- [Problem details]: In the material below, rename every instance of "interactable" to "clickable" and keep everything else unchanged. Leave the pictures out of your answer.

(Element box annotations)
%%
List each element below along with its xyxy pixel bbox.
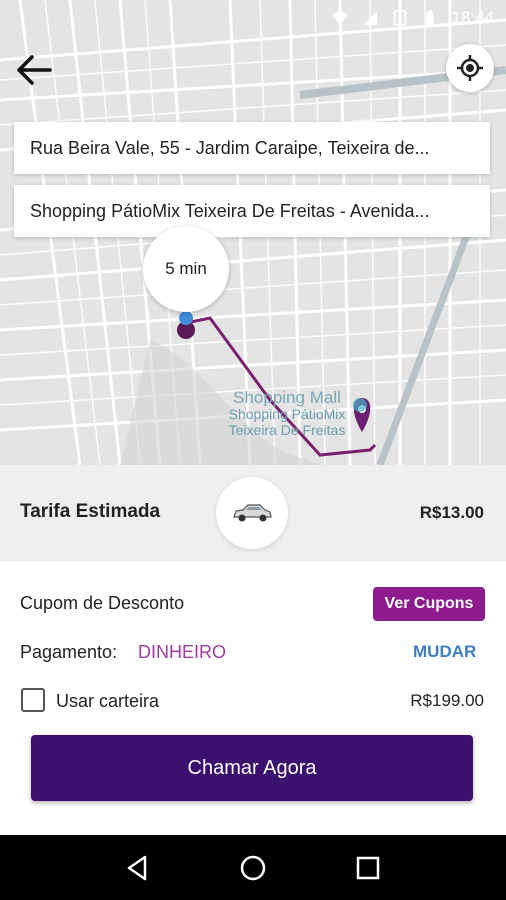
status-time: 18:44: [451, 8, 494, 27]
vehicle-selector[interactable]: [216, 477, 288, 549]
crosshair-icon: [457, 55, 483, 81]
back-button[interactable]: [12, 48, 56, 92]
signal-icon: [363, 10, 378, 26]
fare-value: R$13.00: [419, 503, 484, 522]
poi-category: Shopping Mall: [233, 388, 341, 407]
back-triangle-icon[interactable]: [123, 853, 153, 883]
eta-text: 5 min: [165, 259, 207, 278]
payment-method: DINHEIRO: [138, 642, 227, 662]
payment-label: Pagamento:: [20, 642, 118, 662]
recents-square-icon[interactable]: [353, 853, 383, 883]
booking-panel: Cupom de Desconto Ver Cupons Pagamento: …: [0, 562, 506, 835]
call-now-button[interactable]: Chamar Agora: [31, 735, 473, 801]
view-coupons-button[interactable]: Ver Cupons: [373, 587, 485, 621]
coupon-label: Cupom de Desconto: [20, 593, 185, 613]
wallet-balance: R$199.00: [410, 691, 484, 710]
wifi-icon: [332, 11, 349, 25]
use-wallet-label[interactable]: Usar carteira: [56, 691, 159, 712]
poi-name-line2: Teixeira De Freitas: [228, 422, 346, 438]
eta-bubble: 5 min: [143, 226, 229, 312]
my-location-button[interactable]: [446, 44, 494, 92]
destination-address-field[interactable]: Shopping PátioMix Teixeira De Freitas - …: [14, 185, 490, 237]
status-bar: 18:44: [0, 0, 506, 36]
destination-address-text: Shopping PátioMix Teixeira De Freitas - …: [30, 200, 430, 221]
origin-address-text: Rua Beira Vale, 55 - Jardim Caraipe, Tei…: [30, 137, 430, 158]
arrow-left-icon: [17, 55, 52, 85]
battery-icon: [426, 9, 435, 26]
origin-address-field[interactable]: Rua Beira Vale, 55 - Jardim Caraipe, Tei…: [14, 122, 490, 174]
use-wallet-checkbox[interactable]: [21, 688, 45, 712]
fare-label: Tarifa Estimada: [20, 501, 161, 522]
poi-label: Shopping Mall Shopping PátioMix Teixeira…: [212, 388, 362, 438]
home-circle-icon[interactable]: [238, 853, 268, 883]
no-sim-icon: [394, 9, 407, 27]
android-nav-bar: [0, 835, 506, 900]
car-icon: [233, 504, 272, 522]
poi-name-line1: Shopping PátioMix: [228, 406, 346, 422]
change-payment-button[interactable]: MUDAR: [413, 642, 476, 662]
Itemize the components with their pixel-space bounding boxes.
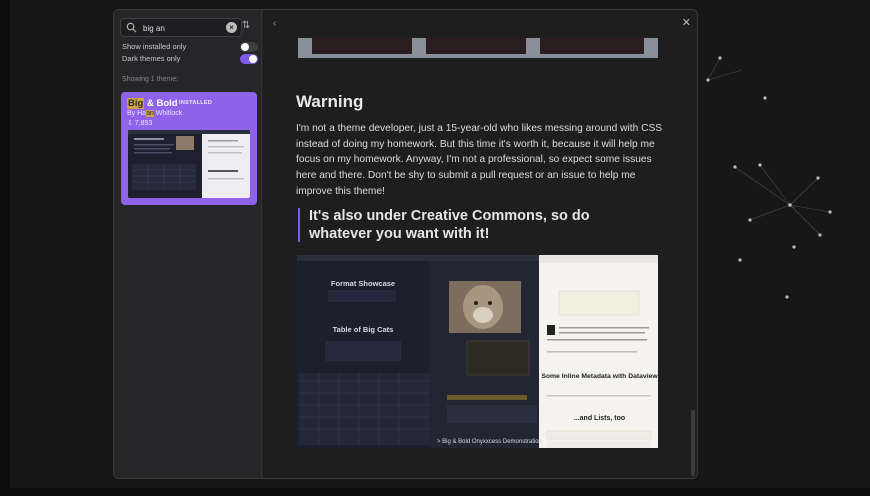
readme-blockquote: It's also under Creative Commons, so do … (309, 208, 590, 242)
installed-badge: INSTALLED (179, 100, 213, 106)
dark-themes-toggle[interactable] (240, 54, 258, 64)
download-icon: ⇩ (127, 120, 135, 127)
theme-card-downloads: ⇩ 7,853 (127, 120, 153, 127)
search-box[interactable]: × (120, 18, 242, 37)
theme-card-thumbnail (128, 130, 250, 198)
show-installed-row: Show installed only (122, 41, 258, 53)
show-installed-toggle[interactable] (240, 42, 258, 52)
show-installed-label: Show installed only (122, 42, 187, 51)
theme-browser-modal: × ⇅ Show installed only Dark themes only… (113, 9, 698, 479)
preview-lists-title: ...and Lists, too (573, 415, 626, 422)
theme-card-author: By Haan Whitlock (127, 110, 183, 117)
theme-detail-pane: ‹ ✕ Warning I'm not a theme developer, j… (263, 10, 697, 478)
scrollbar-thumb[interactable] (691, 410, 695, 476)
search-icon (126, 22, 137, 33)
theme-sidebar: × ⇅ Show installed only Dark themes only… (114, 10, 262, 478)
clear-search-icon[interactable]: × (226, 22, 237, 33)
theme-card-name: Big & Bold (127, 98, 178, 109)
result-count: Showing 1 theme: (122, 76, 179, 83)
readme-screenshot-top (298, 38, 658, 58)
close-icon[interactable]: ✕ (682, 16, 691, 29)
dark-themes-label: Dark themes only (122, 54, 181, 63)
preview-table-title: Table of Big Cats (332, 325, 394, 334)
preview-footer-link: > Big & Bold Onyxxcess Demonstration (437, 439, 542, 445)
readme-heading: Warning (296, 92, 364, 111)
readme-preview-screenshot: Format Showcase Table of Big Cats Some I… (297, 255, 658, 448)
preview-format-title: Format Showcase (330, 279, 396, 288)
preview-inline-title: Some Inline Metadata with Dataview (541, 373, 658, 380)
backdrop-edge (0, 488, 870, 496)
blockquote-bar (298, 208, 300, 242)
readme-paragraph: I'm not a theme developer, just a 15-yea… (296, 123, 663, 197)
sort-icon[interactable]: ⇅ (242, 20, 256, 34)
back-chevron-icon[interactable]: ‹ (273, 18, 276, 29)
graph-view-background (706, 56, 832, 299)
search-input[interactable] (143, 21, 223, 35)
dark-themes-row: Dark themes only (122, 53, 258, 65)
theme-card-big-and-bold[interactable]: Big & Bold INSTALLED By Haan Whitlock ⇩ … (121, 92, 257, 205)
backdrop-edge (0, 0, 10, 496)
%%
- [Reply]:
List each element below along with its xyxy pixel bbox.
status-time: 18:44: [451, 8, 494, 27]
vehicle-selector[clickable]: [216, 477, 288, 549]
crosshair-icon: [457, 55, 483, 81]
back-button[clickable]: [12, 48, 56, 92]
signal-icon: [363, 10, 378, 26]
fare-value: R$13.00: [419, 503, 484, 522]
poi-category: Shopping Mall: [233, 388, 341, 407]
back-triangle-icon[clickable]: [123, 853, 153, 883]
eta-text: 5 min: [165, 259, 207, 278]
payment-method: DINHEIRO: [138, 642, 227, 662]
payment-label: Pagamento:: [20, 642, 118, 662]
recents-square-icon[clickable]: [353, 853, 383, 883]
booking-panel: Cupom de Desconto Ver Cupons Pagamento: …: [0, 562, 506, 835]
call-now-button[clickable]: Chamar Agora: [31, 735, 473, 801]
view-coupons-button[clickable]: Ver Cupons: [373, 587, 485, 621]
coupon-label: Cupom de Desconto: [20, 593, 185, 613]
wallet-balance: R$199.00: [410, 691, 484, 710]
wifi-icon: [332, 11, 349, 25]
use-wallet-label[clickable]: Usar carteira: [56, 691, 159, 712]
poi-name-line2: Teixeira De Freitas: [228, 422, 346, 438]
eta-bubble: 5 min: [143, 226, 229, 312]
my-location-button[clickable]: [446, 44, 494, 92]
destination-address-field[clickable]: Shopping PátioMix Teixeira De Freitas - …: [14, 185, 490, 237]
status-bar: 18:44: [0, 0, 506, 36]
destination-address-text: Shopping PátioMix Teixeira De Freitas - …: [30, 200, 430, 221]
origin-address-text: Rua Beira Vale, 55 - Jardim Caraipe, Tei…: [30, 137, 430, 158]
arrow-left-icon: [17, 55, 52, 85]
battery-icon: [426, 9, 435, 26]
origin-address-field[clickable]: Rua Beira Vale, 55 - Jardim Caraipe, Tei…: [14, 122, 490, 174]
use-wallet-checkbox[clickable]: [21, 688, 45, 712]
fare-label: Tarifa Estimada: [20, 501, 161, 522]
poi-label: Shopping Mall Shopping PátioMix Teixeira…: [212, 388, 362, 438]
home-circle-icon[clickable]: [238, 853, 268, 883]
no-sim-icon: [394, 9, 407, 27]
android-nav-bar: [0, 835, 506, 900]
car-icon: [233, 504, 272, 522]
poi-name-line1: Shopping PátioMix: [228, 406, 346, 422]
change-payment-button[clickable]: MUDAR: [413, 642, 476, 662]
Itemize the components with their pixel-space bounding boxes.
readme-blockquote: It's also under Creative Commons, so do … (309, 208, 590, 242)
installed-badge: INSTALLED (179, 100, 213, 106)
dark-themes-toggle[clickable] (240, 54, 258, 64)
download-icon: ⇩ (127, 120, 135, 127)
theme-card-downloads: ⇩ 7,853 (127, 120, 153, 127)
search-box[clickable]: × (120, 18, 242, 37)
theme-card-thumbnail (128, 130, 250, 198)
show-installed-row: Show installed only (122, 41, 258, 53)
show-installed-toggle[clickable] (240, 42, 258, 52)
show-installed-label: Show installed only (122, 42, 187, 51)
theme-browser-modal: × ⇅ Show installed only Dark themes only… (113, 9, 698, 479)
preview-lists-title: ...and Lists, too (573, 415, 626, 422)
theme-card-author: By Haan Whitlock (127, 110, 183, 117)
theme-detail-pane: ‹ ✕ Warning I'm not a theme developer, j… (263, 10, 697, 478)
scrollbar-thumb[clickable] (691, 410, 695, 476)
search-icon (126, 22, 137, 33)
theme-sidebar: × ⇅ Show installed only Dark themes only… (114, 10, 262, 478)
clear-search-icon[clickable]: × (226, 22, 237, 33)
theme-card-name: Big & Bold (127, 98, 178, 109)
result-count: Showing 1 theme: (122, 76, 179, 83)
readme-screenshot-top (298, 38, 658, 58)
close-icon[clickable]: ✕ (682, 16, 691, 29)
dark-themes-label: Dark themes only (122, 54, 181, 63)
preview-table-title: Table of Big Cats (332, 325, 394, 334)
preview-footer-link: > Big & Bold Onyxxcess Demonstration (437, 439, 542, 445)
readme-heading: Warning (296, 92, 364, 111)
readme-preview-screenshot: Format Showcase Table of Big Cats Some I… (297, 255, 658, 448)
preview-format-title: Format Showcase (330, 279, 396, 288)
preview-inline-title: Some Inline Metadata with Dataview (541, 373, 658, 380)
backdrop-edge (0, 488, 870, 496)
blockquote-bar (298, 208, 300, 242)
readme-paragraph: I'm not a theme developer, just a 15-yea… (296, 123, 663, 197)
sort-icon[clickable]: ⇅ (242, 20, 256, 34)
back-chevron-icon[clickable]: ‹ (273, 18, 276, 29)
graph-view-background (706, 56, 832, 299)
search-input[clickable] (143, 21, 223, 35)
dark-themes-row: Dark themes only (122, 53, 258, 65)
theme-card-big-and-bold[clickable]: Big & Bold INSTALLED By Haan Whitlock ⇩ … (121, 92, 257, 205)
backdrop-edge (0, 0, 10, 496)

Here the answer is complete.